───── Data in this exercise

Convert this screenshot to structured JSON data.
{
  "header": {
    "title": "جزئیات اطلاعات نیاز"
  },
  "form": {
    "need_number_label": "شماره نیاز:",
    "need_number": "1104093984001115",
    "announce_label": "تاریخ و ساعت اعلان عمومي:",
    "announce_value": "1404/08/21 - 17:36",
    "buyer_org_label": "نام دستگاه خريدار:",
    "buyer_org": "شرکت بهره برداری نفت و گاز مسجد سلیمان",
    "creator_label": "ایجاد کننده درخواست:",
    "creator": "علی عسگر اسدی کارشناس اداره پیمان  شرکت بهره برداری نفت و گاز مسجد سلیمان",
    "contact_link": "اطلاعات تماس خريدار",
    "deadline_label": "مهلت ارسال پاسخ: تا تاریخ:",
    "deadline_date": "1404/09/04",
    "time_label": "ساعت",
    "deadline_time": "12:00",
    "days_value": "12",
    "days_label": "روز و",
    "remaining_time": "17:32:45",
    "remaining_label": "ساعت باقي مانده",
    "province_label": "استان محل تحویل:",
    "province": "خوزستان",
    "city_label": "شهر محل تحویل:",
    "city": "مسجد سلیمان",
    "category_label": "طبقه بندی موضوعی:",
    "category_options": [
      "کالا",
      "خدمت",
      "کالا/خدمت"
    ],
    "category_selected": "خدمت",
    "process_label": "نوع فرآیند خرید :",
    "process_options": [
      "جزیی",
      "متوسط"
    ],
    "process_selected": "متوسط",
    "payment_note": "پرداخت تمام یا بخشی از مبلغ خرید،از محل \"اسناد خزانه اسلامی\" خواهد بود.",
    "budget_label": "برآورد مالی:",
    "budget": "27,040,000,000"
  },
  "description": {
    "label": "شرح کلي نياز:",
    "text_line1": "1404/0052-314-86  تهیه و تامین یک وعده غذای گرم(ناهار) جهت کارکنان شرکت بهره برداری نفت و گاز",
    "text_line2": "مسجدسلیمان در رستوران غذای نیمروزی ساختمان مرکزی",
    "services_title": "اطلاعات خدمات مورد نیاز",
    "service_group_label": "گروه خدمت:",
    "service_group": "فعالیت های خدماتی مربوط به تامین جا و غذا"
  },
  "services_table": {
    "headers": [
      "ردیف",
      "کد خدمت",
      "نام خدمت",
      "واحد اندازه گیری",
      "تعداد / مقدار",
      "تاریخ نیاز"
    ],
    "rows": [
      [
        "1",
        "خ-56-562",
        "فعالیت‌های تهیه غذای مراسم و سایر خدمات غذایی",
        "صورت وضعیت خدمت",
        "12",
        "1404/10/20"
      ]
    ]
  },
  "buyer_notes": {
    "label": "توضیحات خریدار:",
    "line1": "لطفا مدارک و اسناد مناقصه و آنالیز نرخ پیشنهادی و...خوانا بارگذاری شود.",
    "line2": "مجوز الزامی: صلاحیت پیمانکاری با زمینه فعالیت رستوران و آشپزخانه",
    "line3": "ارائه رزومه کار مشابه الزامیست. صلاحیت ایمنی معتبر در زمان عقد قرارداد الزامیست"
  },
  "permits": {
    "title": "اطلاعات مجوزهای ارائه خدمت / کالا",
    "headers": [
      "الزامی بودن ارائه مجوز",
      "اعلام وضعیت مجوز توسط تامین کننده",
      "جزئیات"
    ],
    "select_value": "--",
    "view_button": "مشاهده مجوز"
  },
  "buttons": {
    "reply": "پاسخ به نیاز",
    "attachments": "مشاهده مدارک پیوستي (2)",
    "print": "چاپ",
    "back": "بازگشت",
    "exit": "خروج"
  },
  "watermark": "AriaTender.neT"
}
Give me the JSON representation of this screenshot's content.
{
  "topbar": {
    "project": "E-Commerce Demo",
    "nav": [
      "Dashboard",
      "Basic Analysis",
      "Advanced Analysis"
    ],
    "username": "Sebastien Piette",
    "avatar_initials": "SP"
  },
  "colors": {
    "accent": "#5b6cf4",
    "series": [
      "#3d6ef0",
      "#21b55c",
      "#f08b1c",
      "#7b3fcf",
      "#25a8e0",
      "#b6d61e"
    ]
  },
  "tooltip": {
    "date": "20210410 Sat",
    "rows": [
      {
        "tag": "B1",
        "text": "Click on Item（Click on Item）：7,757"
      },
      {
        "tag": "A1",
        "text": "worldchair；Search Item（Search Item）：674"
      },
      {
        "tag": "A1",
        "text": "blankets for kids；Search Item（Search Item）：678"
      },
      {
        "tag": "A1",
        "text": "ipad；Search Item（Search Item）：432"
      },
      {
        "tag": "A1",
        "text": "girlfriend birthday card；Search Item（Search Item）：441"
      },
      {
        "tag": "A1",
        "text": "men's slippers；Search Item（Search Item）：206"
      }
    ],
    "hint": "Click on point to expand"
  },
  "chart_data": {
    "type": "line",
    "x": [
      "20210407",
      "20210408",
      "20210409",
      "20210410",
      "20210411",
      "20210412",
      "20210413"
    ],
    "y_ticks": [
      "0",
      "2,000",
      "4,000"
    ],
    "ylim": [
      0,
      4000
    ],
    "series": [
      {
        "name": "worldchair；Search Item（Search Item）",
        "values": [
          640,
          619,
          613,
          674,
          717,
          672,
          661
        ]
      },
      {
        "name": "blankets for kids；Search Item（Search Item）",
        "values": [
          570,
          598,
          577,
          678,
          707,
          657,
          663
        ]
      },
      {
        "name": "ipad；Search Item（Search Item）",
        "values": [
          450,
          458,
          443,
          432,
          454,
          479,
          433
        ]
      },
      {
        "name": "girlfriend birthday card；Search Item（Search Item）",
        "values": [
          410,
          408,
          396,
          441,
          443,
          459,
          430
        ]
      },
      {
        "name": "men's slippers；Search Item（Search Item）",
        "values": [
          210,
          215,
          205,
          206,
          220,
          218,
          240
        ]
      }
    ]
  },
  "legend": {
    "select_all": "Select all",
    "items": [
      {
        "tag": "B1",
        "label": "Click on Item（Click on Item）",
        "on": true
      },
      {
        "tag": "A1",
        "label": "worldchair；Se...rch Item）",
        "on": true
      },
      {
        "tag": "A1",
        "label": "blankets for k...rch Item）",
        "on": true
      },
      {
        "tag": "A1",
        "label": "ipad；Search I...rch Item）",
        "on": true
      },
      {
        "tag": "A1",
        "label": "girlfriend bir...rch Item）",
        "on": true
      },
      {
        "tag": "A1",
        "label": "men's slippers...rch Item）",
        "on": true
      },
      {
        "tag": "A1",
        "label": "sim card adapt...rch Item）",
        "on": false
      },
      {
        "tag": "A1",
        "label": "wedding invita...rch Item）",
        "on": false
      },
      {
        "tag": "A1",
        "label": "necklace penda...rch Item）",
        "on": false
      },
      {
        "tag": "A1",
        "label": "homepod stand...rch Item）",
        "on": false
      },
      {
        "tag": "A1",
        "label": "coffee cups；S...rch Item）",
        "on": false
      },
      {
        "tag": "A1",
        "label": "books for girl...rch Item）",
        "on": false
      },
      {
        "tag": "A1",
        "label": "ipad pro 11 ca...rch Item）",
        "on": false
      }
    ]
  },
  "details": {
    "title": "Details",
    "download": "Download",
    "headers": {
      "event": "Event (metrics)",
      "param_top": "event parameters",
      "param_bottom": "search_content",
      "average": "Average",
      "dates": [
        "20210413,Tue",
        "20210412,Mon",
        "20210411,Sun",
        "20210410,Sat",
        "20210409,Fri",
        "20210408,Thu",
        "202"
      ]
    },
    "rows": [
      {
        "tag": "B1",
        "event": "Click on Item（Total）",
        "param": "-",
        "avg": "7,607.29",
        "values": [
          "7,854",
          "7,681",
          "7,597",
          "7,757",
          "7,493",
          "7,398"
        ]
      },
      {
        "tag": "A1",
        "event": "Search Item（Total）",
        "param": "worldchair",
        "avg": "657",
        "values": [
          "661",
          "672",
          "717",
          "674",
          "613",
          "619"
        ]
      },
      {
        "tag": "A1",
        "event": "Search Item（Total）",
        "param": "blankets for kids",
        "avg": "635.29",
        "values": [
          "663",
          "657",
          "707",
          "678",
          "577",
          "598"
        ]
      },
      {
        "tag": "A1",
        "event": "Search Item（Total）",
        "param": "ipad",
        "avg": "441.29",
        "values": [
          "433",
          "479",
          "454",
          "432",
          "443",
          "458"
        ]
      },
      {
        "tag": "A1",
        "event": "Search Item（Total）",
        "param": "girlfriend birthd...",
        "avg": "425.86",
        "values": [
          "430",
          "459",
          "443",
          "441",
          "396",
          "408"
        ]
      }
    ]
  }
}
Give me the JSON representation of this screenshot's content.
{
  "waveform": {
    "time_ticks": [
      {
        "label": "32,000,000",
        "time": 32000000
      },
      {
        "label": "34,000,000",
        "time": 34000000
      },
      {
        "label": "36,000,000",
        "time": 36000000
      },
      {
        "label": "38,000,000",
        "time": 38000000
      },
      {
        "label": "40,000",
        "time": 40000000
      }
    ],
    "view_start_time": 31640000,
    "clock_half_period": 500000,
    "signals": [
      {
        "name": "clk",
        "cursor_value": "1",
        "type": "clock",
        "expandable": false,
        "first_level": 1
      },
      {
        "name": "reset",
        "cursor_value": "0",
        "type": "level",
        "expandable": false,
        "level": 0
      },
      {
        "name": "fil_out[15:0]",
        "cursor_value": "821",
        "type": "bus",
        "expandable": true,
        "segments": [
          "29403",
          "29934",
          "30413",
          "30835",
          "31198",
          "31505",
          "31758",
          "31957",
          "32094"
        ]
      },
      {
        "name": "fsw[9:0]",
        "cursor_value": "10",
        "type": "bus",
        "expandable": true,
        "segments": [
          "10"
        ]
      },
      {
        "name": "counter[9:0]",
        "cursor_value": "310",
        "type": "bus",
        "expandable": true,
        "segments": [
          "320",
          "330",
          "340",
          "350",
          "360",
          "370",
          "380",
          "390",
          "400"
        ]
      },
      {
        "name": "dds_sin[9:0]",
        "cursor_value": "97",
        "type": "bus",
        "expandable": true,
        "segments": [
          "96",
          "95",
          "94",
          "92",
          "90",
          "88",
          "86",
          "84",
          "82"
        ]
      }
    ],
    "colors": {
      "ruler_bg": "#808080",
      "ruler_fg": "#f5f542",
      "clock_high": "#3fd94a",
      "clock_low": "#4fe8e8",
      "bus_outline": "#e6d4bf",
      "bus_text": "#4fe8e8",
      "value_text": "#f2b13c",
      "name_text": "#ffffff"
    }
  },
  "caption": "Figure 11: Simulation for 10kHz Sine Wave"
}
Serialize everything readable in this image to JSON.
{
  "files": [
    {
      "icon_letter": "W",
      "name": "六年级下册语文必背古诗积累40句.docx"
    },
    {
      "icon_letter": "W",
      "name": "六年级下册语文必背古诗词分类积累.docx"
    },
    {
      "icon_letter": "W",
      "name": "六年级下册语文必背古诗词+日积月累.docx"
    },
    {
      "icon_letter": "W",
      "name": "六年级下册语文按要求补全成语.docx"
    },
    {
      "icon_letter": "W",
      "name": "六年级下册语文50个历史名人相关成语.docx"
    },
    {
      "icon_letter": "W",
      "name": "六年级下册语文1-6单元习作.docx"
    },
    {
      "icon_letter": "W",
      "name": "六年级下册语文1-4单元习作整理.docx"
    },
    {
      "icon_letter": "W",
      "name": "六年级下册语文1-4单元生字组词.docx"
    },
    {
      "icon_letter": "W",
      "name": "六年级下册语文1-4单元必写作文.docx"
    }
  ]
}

──────────

**Written instruction**.
All lines from the one containing "Serialize everything readable" through the end of the records, both ends included, are to be quoted exactly; please add nothing else.

**Solution to this task**.
Serialize everything readable in this image to JSON.
{
  "files": [
    {
      "icon_letter": "W",
      "name": "六年级下册语文必背古诗积累40句.docx"
    },
    {
      "icon_letter": "W",
      "name": "六年级下册语文必背古诗词分类积累.docx"
    },
    {
      "icon_letter": "W",
      "name": "六年级下册语文必背古诗词+日积月累.docx"
    },
    {
      "icon_letter": "W",
      "name": "六年级下册语文按要求补全成语.docx"
    },
    {
      "icon_letter": "W",
      "name": "六年级下册语文50个历史名人相关成语.docx"
    },
    {
      "icon_letter": "W",
      "name": "六年级下册语文1-6单元习作.docx"
    },
    {
      "icon_letter": "W",
      "name": "六年级下册语文1-4单元习作整理.docx"
    },
    {
      "icon_letter": "W",
      "name": "六年级下册语文1-4单元生字组词.docx"
    },
    {
      "icon_letter": "W",
      "name": "六年级下册语文1-4单元必写作文.docx"
    }
  ]
}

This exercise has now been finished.